# WHAT YOU SHOULD DO:
Print each line of the listing once more, precisely as given.
START
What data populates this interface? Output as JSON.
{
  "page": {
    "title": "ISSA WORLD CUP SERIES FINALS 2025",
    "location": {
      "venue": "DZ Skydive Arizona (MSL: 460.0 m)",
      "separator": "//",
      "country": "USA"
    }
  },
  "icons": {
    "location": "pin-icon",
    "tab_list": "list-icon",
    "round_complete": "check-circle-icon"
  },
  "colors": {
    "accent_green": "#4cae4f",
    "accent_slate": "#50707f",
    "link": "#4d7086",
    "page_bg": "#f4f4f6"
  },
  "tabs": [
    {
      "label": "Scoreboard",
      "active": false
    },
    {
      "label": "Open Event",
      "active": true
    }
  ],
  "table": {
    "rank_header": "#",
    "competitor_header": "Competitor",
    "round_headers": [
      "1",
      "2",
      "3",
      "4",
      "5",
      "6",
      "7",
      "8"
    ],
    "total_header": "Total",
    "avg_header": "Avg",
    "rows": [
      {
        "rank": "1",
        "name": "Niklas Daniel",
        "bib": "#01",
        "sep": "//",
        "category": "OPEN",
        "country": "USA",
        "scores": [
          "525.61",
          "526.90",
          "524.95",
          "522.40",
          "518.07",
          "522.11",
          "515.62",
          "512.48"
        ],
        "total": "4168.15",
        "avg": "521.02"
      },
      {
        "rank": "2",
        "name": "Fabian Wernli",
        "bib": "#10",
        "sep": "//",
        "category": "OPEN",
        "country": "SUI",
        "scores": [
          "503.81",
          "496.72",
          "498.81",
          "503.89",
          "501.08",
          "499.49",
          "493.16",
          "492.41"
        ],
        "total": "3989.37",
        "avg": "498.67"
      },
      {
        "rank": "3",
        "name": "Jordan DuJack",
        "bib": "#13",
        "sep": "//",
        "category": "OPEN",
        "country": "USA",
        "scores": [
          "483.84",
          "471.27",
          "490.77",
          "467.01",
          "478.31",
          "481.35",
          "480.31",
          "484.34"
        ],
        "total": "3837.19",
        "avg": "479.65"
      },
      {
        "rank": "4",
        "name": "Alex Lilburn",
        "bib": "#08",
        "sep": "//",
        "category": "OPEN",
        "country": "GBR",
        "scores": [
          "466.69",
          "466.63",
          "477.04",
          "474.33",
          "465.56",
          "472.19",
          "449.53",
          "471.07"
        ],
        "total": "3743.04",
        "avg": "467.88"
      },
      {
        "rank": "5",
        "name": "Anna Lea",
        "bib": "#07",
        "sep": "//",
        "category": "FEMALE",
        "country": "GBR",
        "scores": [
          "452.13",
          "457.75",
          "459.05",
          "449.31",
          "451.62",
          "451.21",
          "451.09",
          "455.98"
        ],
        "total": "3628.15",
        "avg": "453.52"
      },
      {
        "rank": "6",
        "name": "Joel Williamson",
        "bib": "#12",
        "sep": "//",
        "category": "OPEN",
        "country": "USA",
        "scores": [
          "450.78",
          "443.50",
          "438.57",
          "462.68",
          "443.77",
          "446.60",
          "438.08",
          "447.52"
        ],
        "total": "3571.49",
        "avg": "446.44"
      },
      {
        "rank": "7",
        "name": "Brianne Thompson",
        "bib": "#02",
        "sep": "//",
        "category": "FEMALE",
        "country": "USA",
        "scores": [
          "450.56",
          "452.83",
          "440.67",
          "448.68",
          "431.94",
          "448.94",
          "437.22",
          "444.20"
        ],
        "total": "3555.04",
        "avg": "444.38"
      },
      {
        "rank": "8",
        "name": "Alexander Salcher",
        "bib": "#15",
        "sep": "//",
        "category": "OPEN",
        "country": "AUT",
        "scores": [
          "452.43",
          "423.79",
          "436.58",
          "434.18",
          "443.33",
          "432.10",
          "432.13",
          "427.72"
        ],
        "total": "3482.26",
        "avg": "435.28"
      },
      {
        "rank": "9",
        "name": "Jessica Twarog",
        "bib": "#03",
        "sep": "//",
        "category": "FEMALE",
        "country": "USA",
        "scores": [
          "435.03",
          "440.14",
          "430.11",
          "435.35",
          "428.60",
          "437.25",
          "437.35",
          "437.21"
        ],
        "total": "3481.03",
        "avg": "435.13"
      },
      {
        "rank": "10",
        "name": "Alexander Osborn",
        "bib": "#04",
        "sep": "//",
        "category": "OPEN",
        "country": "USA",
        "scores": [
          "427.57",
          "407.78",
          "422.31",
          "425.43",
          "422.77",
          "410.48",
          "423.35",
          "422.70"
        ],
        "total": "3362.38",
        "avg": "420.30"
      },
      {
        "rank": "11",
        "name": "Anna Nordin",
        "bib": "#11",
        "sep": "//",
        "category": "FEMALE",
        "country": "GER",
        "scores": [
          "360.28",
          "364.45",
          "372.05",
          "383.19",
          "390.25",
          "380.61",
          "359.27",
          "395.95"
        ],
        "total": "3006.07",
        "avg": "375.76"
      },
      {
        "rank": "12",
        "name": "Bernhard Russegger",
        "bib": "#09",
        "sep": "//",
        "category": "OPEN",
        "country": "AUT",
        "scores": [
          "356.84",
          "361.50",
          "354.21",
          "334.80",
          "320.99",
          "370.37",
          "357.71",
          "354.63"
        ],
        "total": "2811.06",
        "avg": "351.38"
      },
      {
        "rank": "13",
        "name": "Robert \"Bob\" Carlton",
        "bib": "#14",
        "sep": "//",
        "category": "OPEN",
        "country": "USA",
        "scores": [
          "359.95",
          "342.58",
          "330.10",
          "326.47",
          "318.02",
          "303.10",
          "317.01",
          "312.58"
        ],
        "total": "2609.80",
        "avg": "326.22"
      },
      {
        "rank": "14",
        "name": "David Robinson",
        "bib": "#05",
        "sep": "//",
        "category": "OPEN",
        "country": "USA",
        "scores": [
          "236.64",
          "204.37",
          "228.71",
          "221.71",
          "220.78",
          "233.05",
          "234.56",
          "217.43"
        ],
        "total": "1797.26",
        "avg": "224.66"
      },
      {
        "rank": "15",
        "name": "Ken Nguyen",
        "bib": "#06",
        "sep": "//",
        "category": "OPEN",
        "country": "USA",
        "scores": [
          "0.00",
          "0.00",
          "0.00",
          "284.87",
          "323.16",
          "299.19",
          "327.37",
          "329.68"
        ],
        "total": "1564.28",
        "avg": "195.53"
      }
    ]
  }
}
END
# SOLUTION TO THIS TASK:
What data populates this interface? Output as JSON.
{
  "page": {
    "title": "ISSA WORLD CUP SERIES FINALS 2025",
    "location": {
      "venue": "DZ Skydive Arizona (MSL: 460.0 m)",
      "separator": "//",
      "country": "USA"
    }
  },
  "icons": {
    "location": "pin-icon",
    "tab_list": "list-icon",
    "round_complete": "check-circle-icon"
  },
  "colors": {
    "accent_green": "#4cae4f",
    "accent_slate": "#50707f",
    "link": "#4d7086",
    "page_bg": "#f4f4f6"
  },
  "tabs": [
    {
      "label": "Scoreboard",
      "active": false
    },
    {
      "label": "Open Event",
      "active": true
    }
  ],
  "table": {
    "rank_header": "#",
    "competitor_header": "Competitor",
    "round_headers": [
      "1",
      "2",
      "3",
      "4",
      "5",
      "6",
      "7",
      "8"
    ],
    "total_header": "Total",
    "avg_header": "Avg",
    "rows": [
      {
        "rank": "1",
        "name": "Niklas Daniel",
        "bib": "#01",
        "sep": "//",
        "category": "OPEN",
        "country": "USA",
        "scores": [
          "525.61",
          "526.90",
          "524.95",
          "522.40",
          "518.07",
          "522.11",
          "515.62",
          "512.48"
        ],
        "total": "4168.15",
        "avg": "521.02"
      },
      {
        "rank": "2",
        "name": "Fabian Wernli",
        "bib": "#10",
        "sep": "//",
        "category": "OPEN",
        "country": "SUI",
        "scores": [
          "503.81",
          "496.72",
          "498.81",
          "503.89",
          "501.08",
          "499.49",
          "493.16",
          "492.41"
        ],
        "total": "3989.37",
        "avg": "498.67"
      },
      {
        "rank": "3",
        "name": "Jordan DuJack",
        "bib": "#13",
        "sep": "//",
        "category": "OPEN",
        "country": "USA",
        "scores": [
          "483.84",
          "471.27",
          "490.77",
          "467.01",
          "478.31",
          "481.35",
          "480.31",
          "484.34"
        ],
        "total": "3837.19",
        "avg": "479.65"
      },
      {
        "rank": "4",
        "name": "Alex Lilburn",
        "bib": "#08",
        "sep": "//",
        "category": "OPEN",
        "country": "GBR",
        "scores": [
          "466.69",
          "466.63",
          "477.04",
          "474.33",
          "465.56",
          "472.19",
          "449.53",
          "471.07"
        ],
        "total": "3743.04",
        "avg": "467.88"
      },
      {
        "rank": "5",
        "name": "Anna Lea",
        "bib": "#07",
        "sep": "//",
        "category": "FEMALE",
        "country": "GBR",
        "scores": [
          "452.13",
          "457.75",
          "459.05",
          "449.31",
          "451.62",
          "451.21",
          "451.09",
          "455.98"
        ],
        "total": "3628.15",
        "avg": "453.52"
      },
      {
        "rank": "6",
        "name": "Joel Williamson",
        "bib": "#12",
        "sep": "//",
        "category": "OPEN",
        "country": "USA",
        "scores": [
          "450.78",
          "443.50",
          "438.57",
          "462.68",
          "443.77",
          "446.60",
          "438.08",
          "447.52"
        ],
        "total": "3571.49",
        "avg": "446.44"
      },
      {
        "rank": "7",
        "name": "Brianne Thompson",
        "bib": "#02",
        "sep": "//",
        "category": "FEMALE",
        "country": "USA",
        "scores": [
          "450.56",
          "452.83",
          "440.67",
          "448.68",
          "431.94",
          "448.94",
          "437.22",
          "444.20"
        ],
        "total": "3555.04",
        "avg": "444.38"
      },
      {
        "rank": "8",
        "name": "Alexander Salcher",
        "bib": "#15",
        "sep": "//",
        "category": "OPEN",
        "country": "AUT",
        "scores": [
          "452.43",
          "423.79",
          "436.58",
          "434.18",
          "443.33",
          "432.10",
          "432.13",
          "427.72"
        ],
        "total": "3482.26",
        "avg": "435.28"
      },
      {
        "rank": "9",
        "name": "Jessica Twarog",
        "bib": "#03",
        "sep": "//",
        "category": "FEMALE",
        "country": "USA",
        "scores": [
          "435.03",
          "440.14",
          "430.11",
          "435.35",
          "428.60",
          "437.25",
          "437.35",
          "437.21"
        ],
        "total": "3481.03",
        "avg": "435.13"
      },
      {
        "rank": "10",
        "name": "Alexander Osborn",
        "bib": "#04",
        "sep": "//",
        "category": "OPEN",
        "country": "USA",
        "scores": [
          "427.57",
          "407.78",
          "422.31",
          "425.43",
          "422.77",
          "410.48",
          "423.35",
          "422.70"
        ],
        "total": "3362.38",
        "avg": "420.30"
      },
      {
        "rank": "11",
        "name": "Anna Nordin",
        "bib": "#11",
        "sep": "//",
        "category": "FEMALE",
        "country": "GER",
        "scores": [
          "360.28",
          "364.45",
          "372.05",
          "383.19",
          "390.25",
          "380.61",
          "359.27",
          "395.95"
        ],
        "total": "3006.07",
        "avg": "375.76"
      },
      {
        "rank": "12",
        "name": "Bernhard Russegger",
        "bib": "#09",
        "sep": "//",
        "category": "OPEN",
        "country": "AUT",
        "scores": [
          "356.84",
          "361.50",
          "354.21",
          "334.80",
          "320.99",
          "370.37",
          "357.71",
          "354.63"
        ],
        "total": "2811.06",
        "avg": "351.38"
      },
      {
        "rank": "13",
        "name": "Robert \"Bob\" Carlton",
        "bib": "#14",
        "sep": "//",
        "category": "OPEN",
        "country": "USA",
        "scores": [
          "359.95",
          "342.58",
          "330.10",
          "326.47",
          "318.02",
          "303.10",
          "317.01",
          "312.58"
        ],
        "total": "2609.80",
        "avg": "326.22"
      },
      {
        "rank": "14",
        "name": "David Robinson",
        "bib": "#05",
        "sep": "//",
        "category": "OPEN",
        "country": "USA",
        "scores": [
          "236.64",
          "204.37",
          "228.71",
          "221.71",
          "220.78",
          "233.05",
          "234.56",
          "217.43"
        ],
        "total": "1797.26",
        "avg": "224.66"
      },
      {
        "rank": "15",
        "name": "Ken Nguyen",
        "bib": "#06",
        "sep": "//",
        "category": "OPEN",
        "country": "USA",
        "scores": [
          "0.00",
          "0.00",
          "0.00",
          "284.87",
          "323.16",
          "299.19",
          "327.37",
          "329.68"
        ],
        "total": "1564.28",
        "avg": "195.53"
      }
    ]
  }
}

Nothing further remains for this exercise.